**Data for processing**
--------------------

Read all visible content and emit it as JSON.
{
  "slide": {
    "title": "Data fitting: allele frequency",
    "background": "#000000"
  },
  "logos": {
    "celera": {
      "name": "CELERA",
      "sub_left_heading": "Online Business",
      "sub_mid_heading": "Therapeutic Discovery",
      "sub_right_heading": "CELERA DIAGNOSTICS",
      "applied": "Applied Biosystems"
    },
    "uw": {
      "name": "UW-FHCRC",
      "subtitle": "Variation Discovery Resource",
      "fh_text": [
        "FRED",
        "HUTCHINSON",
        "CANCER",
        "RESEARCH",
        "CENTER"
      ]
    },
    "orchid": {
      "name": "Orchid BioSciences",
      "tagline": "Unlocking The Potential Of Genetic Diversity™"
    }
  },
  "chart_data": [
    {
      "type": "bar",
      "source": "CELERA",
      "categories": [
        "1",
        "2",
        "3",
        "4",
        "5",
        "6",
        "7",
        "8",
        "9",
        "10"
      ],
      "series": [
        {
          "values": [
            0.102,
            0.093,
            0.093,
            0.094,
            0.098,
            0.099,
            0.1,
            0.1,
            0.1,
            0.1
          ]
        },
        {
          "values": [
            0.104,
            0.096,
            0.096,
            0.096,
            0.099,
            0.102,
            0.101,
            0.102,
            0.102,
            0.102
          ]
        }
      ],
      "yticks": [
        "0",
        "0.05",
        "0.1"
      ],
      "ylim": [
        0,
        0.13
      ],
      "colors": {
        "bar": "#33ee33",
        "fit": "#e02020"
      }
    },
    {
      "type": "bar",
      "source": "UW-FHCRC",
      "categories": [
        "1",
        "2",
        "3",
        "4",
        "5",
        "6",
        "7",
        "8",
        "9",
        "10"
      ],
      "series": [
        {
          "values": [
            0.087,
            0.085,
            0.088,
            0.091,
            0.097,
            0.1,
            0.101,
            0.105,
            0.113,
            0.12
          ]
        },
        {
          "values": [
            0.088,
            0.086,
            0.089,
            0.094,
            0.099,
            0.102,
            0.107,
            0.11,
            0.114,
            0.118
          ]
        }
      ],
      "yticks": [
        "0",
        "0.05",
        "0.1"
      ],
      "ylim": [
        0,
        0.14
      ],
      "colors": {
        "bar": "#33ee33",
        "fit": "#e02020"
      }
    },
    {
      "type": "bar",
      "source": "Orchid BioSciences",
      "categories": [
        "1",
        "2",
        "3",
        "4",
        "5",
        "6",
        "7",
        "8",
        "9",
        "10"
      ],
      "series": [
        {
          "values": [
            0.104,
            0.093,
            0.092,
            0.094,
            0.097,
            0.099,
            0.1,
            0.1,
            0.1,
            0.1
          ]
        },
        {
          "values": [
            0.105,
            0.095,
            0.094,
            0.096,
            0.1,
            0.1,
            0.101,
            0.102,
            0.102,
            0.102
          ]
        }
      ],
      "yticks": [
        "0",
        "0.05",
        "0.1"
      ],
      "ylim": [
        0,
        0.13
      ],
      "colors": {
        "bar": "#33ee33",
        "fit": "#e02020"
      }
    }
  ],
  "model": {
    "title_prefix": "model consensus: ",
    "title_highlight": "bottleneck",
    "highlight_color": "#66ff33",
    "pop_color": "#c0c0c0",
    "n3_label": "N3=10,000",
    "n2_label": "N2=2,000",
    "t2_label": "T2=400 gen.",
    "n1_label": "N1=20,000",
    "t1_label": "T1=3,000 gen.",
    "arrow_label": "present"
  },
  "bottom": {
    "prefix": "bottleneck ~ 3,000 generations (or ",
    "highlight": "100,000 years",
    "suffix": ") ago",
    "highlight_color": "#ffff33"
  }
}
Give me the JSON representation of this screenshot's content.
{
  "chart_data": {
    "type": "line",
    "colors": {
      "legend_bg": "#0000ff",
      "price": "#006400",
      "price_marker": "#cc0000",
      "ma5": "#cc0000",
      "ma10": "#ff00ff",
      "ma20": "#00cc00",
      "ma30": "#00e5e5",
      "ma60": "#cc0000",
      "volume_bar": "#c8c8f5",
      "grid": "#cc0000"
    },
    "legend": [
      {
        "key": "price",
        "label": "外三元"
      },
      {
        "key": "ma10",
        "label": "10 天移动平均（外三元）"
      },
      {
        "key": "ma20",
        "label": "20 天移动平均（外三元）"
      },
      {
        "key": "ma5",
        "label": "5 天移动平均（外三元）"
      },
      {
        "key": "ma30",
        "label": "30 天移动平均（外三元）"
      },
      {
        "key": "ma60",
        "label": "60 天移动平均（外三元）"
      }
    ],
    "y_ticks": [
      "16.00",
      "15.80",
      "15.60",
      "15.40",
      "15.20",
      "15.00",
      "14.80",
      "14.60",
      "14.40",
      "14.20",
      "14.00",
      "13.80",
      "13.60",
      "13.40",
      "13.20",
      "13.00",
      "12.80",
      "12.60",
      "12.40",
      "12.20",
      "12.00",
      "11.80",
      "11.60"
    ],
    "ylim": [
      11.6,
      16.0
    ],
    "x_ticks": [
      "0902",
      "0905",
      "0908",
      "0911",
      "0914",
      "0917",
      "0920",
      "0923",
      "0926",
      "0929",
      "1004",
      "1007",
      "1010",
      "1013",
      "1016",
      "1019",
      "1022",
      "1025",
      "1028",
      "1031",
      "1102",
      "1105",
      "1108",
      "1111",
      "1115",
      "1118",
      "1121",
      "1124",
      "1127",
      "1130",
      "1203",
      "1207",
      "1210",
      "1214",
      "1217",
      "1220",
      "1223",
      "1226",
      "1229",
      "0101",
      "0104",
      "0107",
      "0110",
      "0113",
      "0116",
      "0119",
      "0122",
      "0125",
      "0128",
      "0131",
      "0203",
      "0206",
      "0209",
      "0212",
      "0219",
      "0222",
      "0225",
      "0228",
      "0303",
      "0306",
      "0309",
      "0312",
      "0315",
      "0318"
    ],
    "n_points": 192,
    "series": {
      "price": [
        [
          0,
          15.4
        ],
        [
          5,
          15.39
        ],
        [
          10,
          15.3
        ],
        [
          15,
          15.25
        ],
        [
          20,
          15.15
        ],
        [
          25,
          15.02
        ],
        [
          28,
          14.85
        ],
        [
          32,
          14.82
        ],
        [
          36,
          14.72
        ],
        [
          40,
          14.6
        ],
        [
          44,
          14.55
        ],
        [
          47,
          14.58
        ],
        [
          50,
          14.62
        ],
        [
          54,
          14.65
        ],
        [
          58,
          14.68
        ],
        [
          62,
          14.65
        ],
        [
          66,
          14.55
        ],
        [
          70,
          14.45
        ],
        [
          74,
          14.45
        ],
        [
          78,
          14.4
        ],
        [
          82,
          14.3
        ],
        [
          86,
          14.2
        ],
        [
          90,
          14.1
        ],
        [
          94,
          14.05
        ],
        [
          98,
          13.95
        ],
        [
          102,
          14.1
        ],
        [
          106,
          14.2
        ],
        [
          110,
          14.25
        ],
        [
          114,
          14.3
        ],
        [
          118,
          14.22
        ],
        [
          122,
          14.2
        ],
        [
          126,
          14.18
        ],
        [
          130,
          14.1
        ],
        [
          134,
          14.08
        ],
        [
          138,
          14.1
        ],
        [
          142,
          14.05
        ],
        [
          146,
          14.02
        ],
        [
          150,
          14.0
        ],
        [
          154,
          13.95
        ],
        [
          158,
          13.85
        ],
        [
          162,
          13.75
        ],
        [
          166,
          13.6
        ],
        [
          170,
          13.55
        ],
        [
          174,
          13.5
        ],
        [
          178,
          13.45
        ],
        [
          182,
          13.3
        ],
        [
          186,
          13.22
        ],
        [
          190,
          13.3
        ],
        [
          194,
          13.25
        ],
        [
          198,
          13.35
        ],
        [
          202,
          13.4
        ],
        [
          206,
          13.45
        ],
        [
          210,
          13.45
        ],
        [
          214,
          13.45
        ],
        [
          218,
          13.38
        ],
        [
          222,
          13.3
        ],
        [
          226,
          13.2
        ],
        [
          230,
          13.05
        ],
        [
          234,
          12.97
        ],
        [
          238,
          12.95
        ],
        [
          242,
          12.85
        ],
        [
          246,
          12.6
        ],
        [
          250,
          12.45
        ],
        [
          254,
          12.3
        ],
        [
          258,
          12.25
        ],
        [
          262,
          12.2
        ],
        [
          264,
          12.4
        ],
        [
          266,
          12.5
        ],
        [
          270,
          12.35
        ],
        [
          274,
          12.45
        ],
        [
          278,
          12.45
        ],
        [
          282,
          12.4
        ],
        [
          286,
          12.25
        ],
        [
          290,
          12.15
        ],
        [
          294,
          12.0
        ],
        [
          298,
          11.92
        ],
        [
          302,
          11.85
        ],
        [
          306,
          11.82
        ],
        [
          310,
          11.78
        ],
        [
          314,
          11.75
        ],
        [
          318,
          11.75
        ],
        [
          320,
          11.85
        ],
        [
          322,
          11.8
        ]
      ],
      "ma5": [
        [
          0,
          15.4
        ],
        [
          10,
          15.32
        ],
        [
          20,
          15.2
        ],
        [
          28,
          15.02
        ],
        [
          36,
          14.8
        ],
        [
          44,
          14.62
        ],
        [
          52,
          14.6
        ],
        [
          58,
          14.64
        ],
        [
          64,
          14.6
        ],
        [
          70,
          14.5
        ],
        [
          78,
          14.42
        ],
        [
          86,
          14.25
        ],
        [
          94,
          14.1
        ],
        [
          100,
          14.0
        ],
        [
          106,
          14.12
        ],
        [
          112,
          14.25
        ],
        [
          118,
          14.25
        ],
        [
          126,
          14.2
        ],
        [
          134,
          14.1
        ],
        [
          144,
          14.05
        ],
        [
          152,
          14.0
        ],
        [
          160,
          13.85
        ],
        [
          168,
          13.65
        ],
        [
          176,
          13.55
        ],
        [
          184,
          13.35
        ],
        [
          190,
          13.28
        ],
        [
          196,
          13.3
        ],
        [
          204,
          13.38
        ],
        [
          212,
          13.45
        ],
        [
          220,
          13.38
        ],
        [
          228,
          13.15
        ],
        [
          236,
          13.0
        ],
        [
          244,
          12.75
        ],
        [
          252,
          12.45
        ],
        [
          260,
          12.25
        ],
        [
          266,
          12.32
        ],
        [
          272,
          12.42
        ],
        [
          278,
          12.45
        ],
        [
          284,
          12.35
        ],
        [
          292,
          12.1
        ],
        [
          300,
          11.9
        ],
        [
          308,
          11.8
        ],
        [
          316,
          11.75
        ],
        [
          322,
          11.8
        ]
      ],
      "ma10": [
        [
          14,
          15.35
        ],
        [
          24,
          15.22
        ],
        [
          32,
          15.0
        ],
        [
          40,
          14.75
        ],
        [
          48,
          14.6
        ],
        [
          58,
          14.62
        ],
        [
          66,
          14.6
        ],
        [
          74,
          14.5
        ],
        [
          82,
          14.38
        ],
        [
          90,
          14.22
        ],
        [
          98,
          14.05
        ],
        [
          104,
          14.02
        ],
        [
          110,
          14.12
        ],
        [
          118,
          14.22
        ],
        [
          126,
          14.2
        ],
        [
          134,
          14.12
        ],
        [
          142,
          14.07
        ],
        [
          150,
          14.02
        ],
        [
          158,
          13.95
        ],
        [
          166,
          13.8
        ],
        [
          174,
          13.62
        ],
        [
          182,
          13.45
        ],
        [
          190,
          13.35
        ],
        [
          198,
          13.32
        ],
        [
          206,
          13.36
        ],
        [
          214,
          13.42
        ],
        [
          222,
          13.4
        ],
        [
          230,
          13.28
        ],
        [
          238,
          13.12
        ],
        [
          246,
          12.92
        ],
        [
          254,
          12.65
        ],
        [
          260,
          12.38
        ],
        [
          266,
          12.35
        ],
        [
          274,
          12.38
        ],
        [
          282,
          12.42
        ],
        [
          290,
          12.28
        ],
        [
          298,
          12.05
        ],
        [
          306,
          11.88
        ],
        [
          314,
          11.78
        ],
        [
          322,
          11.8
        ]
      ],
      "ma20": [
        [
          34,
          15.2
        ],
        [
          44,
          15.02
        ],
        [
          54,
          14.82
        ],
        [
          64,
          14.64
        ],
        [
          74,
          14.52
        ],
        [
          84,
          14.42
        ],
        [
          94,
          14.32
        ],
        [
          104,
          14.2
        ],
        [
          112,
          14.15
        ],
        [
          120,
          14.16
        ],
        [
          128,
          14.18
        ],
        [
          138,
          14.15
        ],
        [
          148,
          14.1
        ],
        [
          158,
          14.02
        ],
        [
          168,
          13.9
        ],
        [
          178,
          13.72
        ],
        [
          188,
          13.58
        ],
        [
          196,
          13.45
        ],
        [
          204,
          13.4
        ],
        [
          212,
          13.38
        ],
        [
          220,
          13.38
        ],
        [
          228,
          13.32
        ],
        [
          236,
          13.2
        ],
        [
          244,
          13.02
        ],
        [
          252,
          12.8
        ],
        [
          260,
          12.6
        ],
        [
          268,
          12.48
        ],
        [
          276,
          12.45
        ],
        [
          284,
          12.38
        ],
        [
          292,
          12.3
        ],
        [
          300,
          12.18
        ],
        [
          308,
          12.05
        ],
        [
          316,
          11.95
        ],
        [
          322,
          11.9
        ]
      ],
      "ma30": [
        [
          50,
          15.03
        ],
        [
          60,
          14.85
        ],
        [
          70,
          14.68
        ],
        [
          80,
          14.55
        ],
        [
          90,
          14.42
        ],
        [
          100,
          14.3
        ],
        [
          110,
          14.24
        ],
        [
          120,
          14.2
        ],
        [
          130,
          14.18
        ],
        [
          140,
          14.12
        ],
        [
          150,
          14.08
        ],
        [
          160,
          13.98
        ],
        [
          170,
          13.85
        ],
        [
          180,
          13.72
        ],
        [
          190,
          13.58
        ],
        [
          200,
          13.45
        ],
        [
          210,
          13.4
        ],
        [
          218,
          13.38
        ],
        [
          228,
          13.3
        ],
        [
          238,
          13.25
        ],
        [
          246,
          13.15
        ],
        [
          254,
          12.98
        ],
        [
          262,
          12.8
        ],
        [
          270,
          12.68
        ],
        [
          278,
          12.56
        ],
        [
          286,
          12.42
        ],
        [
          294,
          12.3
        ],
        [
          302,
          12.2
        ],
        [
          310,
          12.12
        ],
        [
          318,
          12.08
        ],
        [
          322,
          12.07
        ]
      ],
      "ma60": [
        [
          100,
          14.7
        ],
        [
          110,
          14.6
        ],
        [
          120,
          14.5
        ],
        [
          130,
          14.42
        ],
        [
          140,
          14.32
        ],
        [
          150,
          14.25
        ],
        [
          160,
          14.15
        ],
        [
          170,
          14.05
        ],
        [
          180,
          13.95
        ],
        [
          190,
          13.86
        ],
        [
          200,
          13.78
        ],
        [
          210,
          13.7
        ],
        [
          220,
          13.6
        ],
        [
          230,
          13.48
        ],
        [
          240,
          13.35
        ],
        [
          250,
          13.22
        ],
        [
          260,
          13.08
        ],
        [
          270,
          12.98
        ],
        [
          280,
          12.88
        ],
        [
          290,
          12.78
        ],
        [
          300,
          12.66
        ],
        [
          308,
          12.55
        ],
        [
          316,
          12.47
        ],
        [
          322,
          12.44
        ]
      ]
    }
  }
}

--------------------

Count how many lines include the string "model". Nothing but the number is needed.

2